# Problem details:
The entries below are to be repeated exactly as they stand.

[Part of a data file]

* begin *

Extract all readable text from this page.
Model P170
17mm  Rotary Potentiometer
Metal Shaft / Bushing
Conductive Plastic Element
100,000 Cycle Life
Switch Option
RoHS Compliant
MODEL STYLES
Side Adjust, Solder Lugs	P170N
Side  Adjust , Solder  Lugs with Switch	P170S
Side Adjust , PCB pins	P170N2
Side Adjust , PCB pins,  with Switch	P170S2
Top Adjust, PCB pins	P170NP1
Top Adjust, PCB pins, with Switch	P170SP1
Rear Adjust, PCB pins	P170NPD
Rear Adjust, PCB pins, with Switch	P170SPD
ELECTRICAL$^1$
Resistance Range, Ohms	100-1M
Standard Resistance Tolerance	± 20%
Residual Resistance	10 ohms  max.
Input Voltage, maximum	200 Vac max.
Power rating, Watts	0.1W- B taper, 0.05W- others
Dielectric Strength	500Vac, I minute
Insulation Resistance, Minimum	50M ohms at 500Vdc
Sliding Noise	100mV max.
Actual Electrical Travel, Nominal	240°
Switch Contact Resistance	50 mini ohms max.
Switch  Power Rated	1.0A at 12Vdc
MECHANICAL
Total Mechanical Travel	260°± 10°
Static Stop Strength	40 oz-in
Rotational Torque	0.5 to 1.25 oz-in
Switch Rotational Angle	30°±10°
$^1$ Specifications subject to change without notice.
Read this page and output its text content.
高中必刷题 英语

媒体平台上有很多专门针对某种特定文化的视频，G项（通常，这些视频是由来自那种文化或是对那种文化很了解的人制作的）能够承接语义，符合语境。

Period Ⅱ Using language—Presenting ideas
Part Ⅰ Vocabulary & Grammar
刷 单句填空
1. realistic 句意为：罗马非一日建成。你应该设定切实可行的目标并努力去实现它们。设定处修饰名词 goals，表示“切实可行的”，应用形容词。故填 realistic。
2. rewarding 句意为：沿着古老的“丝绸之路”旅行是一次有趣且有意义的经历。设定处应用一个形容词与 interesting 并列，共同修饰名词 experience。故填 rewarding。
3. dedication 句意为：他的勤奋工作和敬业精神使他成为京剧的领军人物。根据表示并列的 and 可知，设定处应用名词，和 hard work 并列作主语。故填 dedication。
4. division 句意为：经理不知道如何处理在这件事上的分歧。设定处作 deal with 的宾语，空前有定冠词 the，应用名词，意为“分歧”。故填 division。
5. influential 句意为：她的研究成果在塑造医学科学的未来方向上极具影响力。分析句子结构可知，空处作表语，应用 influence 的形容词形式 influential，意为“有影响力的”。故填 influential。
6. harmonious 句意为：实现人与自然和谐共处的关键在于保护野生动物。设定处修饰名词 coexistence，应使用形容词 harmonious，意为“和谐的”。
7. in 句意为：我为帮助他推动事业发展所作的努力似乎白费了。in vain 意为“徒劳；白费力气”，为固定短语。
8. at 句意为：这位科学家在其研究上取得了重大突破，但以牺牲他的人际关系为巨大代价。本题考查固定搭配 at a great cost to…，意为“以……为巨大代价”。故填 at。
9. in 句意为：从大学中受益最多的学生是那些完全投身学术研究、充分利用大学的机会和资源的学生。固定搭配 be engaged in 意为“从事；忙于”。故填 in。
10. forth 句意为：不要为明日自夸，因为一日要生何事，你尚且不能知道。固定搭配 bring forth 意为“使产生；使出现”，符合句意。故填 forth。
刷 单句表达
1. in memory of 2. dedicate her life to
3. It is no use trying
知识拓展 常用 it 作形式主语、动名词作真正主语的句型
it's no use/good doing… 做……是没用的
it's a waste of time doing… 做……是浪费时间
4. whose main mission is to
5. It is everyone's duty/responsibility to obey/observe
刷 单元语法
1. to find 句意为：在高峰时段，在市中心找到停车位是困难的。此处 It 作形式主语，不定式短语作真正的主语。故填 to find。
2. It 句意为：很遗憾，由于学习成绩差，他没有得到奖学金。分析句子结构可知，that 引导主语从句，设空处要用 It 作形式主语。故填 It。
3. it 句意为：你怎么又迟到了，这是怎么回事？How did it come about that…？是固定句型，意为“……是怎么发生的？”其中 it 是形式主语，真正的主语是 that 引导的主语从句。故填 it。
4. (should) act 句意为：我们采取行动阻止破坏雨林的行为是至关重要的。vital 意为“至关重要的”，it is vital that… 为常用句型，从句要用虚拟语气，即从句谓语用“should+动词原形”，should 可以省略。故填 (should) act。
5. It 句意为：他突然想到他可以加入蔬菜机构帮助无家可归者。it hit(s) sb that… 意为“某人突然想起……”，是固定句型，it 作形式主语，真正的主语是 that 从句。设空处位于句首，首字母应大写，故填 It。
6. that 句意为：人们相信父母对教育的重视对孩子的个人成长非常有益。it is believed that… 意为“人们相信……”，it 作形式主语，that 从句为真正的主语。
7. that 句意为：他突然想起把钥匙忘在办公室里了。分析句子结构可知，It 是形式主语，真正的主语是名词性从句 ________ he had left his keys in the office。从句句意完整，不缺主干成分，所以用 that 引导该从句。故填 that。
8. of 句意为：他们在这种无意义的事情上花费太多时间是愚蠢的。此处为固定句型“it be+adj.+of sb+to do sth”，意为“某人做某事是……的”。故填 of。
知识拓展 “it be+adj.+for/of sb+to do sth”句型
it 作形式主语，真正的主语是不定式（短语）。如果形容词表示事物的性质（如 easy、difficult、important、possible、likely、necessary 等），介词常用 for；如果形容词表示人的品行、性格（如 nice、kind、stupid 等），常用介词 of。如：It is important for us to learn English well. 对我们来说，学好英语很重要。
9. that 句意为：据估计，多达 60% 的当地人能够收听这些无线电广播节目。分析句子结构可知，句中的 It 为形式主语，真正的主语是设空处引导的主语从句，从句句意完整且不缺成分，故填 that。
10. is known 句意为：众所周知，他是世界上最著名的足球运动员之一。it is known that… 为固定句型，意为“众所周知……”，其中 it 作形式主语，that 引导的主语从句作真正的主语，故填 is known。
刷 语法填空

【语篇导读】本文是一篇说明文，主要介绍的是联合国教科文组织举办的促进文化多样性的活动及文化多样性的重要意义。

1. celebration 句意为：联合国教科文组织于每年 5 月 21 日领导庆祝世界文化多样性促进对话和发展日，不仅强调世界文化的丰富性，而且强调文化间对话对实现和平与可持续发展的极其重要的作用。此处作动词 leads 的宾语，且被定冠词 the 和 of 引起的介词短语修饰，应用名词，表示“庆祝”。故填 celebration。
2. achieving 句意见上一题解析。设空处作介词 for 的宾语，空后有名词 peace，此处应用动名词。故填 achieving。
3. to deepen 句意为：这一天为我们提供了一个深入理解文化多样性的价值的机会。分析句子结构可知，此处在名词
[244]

* end *

# Answer below:
Extract all readable text from this page.
Model P170
17mm  Rotary Potentiometer
Metal Shaft / Bushing
Conductive Plastic Element
100,000 Cycle Life
Switch Option
RoHS Compliant
MODEL STYLES
Side Adjust, Solder Lugs	P170N
Side  Adjust , Solder  Lugs with Switch	P170S
Side Adjust , PCB pins	P170N2
Side Adjust , PCB pins,  with Switch	P170S2
Top Adjust, PCB pins	P170NP1
Top Adjust, PCB pins, with Switch	P170SP1
Rear Adjust, PCB pins	P170NPD
Rear Adjust, PCB pins, with Switch	P170SPD
ELECTRICAL$^1$
Resistance Range, Ohms	100-1M
Standard Resistance Tolerance	± 20%
Residual Resistance	10 ohms  max.
Input Voltage, maximum	200 Vac max.
Power rating, Watts	0.1W- B taper, 0.05W- others
Dielectric Strength	500Vac, I minute
Insulation Resistance, Minimum	50M ohms at 500Vdc
Sliding Noise	100mV max.
Actual Electrical Travel, Nominal	240°
Switch Contact Resistance	50 mini ohms max.
Switch  Power Rated	1.0A at 12Vdc
MECHANICAL
Total Mechanical Travel	260°± 10°
Static Stop Strength	40 oz-in
Rotational Torque	0.5 to 1.25 oz-in
Switch Rotational Angle	30°±10°
$^1$ Specifications subject to change without notice.
Read this page and output its text content.
高中必刷题 英语

媒体平台上有很多专门针对某种特定文化的视频，G项（通常，这些视频是由来自那种文化或是对那种文化很了解的人制作的）能够承接语义，符合语境。

Period Ⅱ Using language—Presenting ideas
Part Ⅰ Vocabulary & Grammar
刷 单句填空
1. realistic 句意为：罗马非一日建成。你应该设定切实可行的目标并努力去实现它们。设定处修饰名词 goals，表示“切实可行的”，应用形容词。故填 realistic。
2. rewarding 句意为：沿着古老的“丝绸之路”旅行是一次有趣且有意义的经历。设定处应用一个形容词与 interesting 并列，共同修饰名词 experience。故填 rewarding。
3. dedication 句意为：他的勤奋工作和敬业精神使他成为京剧的领军人物。根据表示并列的 and 可知，设定处应用名词，和 hard work 并列作主语。故填 dedication。
4. division 句意为：经理不知道如何处理在这件事上的分歧。设定处作 deal with 的宾语，空前有定冠词 the，应用名词，意为“分歧”。故填 division。
5. influential 句意为：她的研究成果在塑造医学科学的未来方向上极具影响力。分析句子结构可知，空处作表语，应用 influence 的形容词形式 influential，意为“有影响力的”。故填 influential。
6. harmonious 句意为：实现人与自然和谐共处的关键在于保护野生动物。设定处修饰名词 coexistence，应使用形容词 harmonious，意为“和谐的”。
7. in 句意为：我为帮助他推动事业发展所作的努力似乎白费了。in vain 意为“徒劳；白费力气”，为固定短语。
8. at 句意为：这位科学家在其研究上取得了重大突破，但以牺牲他的人际关系为巨大代价。本题考查固定搭配 at a great cost to…，意为“以……为巨大代价”。故填 at。
9. in 句意为：从大学中受益最多的学生是那些完全投身学术研究、充分利用大学的机会和资源的学生。固定搭配 be engaged in 意为“从事；忙于”。故填 in。
10. forth 句意为：不要为明日自夸，因为一日要生何事，你尚且不能知道。固定搭配 bring forth 意为“使产生；使出现”，符合句意。故填 forth。
刷 单句表达
1. in memory of 2. dedicate her life to
3. It is no use trying
知识拓展 常用 it 作形式主语、动名词作真正主语的句型
it's no use/good doing… 做……是没用的
it's a waste of time doing… 做……是浪费时间
4. whose main mission is to
5. It is everyone's duty/responsibility to obey/observe
刷 单元语法
1. to find 句意为：在高峰时段，在市中心找到停车位是困难的。此处 It 作形式主语，不定式短语作真正的主语。故填 to find。
2. It 句意为：很遗憾，由于学习成绩差，他没有得到奖学金。分析句子结构可知，that 引导主语从句，设空处要用 It 作形式主语。故填 It。
3. it 句意为：你怎么又迟到了，这是怎么回事？How did it come about that…？是固定句型，意为“……是怎么发生的？”其中 it 是形式主语，真正的主语是 that 引导的主语从句。故填 it。
4. (should) act 句意为：我们采取行动阻止破坏雨林的行为是至关重要的。vital 意为“至关重要的”，it is vital that… 为常用句型，从句要用虚拟语气，即从句谓语用“should+动词原形”，should 可以省略。故填 (should) act。
5. It 句意为：他突然想到他可以加入蔬菜机构帮助无家可归者。it hit(s) sb that… 意为“某人突然想起……”，是固定句型，it 作形式主语，真正的主语是 that 从句。设空处位于句首，首字母应大写，故填 It。
6. that 句意为：人们相信父母对教育的重视对孩子的个人成长非常有益。it is believed that… 意为“人们相信……”，it 作形式主语，that 从句为真正的主语。
7. that 句意为：他突然想起把钥匙忘在办公室里了。分析句子结构可知，It 是形式主语，真正的主语是名词性从句 ________ he had left his keys in the office。从句句意完整，不缺主干成分，所以用 that 引导该从句。故填 that。
8. of 句意为：他们在这种无意义的事情上花费太多时间是愚蠢的。此处为固定句型“it be+adj.+of sb+to do sth”，意为“某人做某事是……的”。故填 of。
知识拓展 “it be+adj.+for/of sb+to do sth”句型
it 作形式主语，真正的主语是不定式（短语）。如果形容词表示事物的性质（如 easy、difficult、important、possible、likely、necessary 等），介词常用 for；如果形容词表示人的品行、性格（如 nice、kind、stupid 等），常用介词 of。如：It is important for us to learn English well. 对我们来说，学好英语很重要。
9. that 句意为：据估计，多达 60% 的当地人能够收听这些无线电广播节目。分析句子结构可知，句中的 It 为形式主语，真正的主语是设空处引导的主语从句，从句句意完整且不缺成分，故填 that。
10. is known 句意为：众所周知，他是世界上最著名的足球运动员之一。it is known that… 为固定句型，意为“众所周知……”，其中 it 作形式主语，that 引导的主语从句作真正的主语，故填 is known。
刷 语法填空

【语篇导读】本文是一篇说明文，主要介绍的是联合国教科文组织举办的促进文化多样性的活动及文化多样性的重要意义。

1. celebration 句意为：联合国教科文组织于每年 5 月 21 日领导庆祝世界文化多样性促进对话和发展日，不仅强调世界文化的丰富性，而且强调文化间对话对实现和平与可持续发展的极其重要的作用。此处作动词 leads 的宾语，且被定冠词 the 和 of 引起的介词短语修饰，应用名词，表示“庆祝”。故填 celebration。
2. achieving 句意见上一题解析。设空处作介词 for 的宾语，空后有名词 peace，此处应用动名词。故填 achieving。
3. to deepen 句意为：这一天为我们提供了一个深入理解文化多样性的价值的机会。分析句子结构可知，此处在名词
[244]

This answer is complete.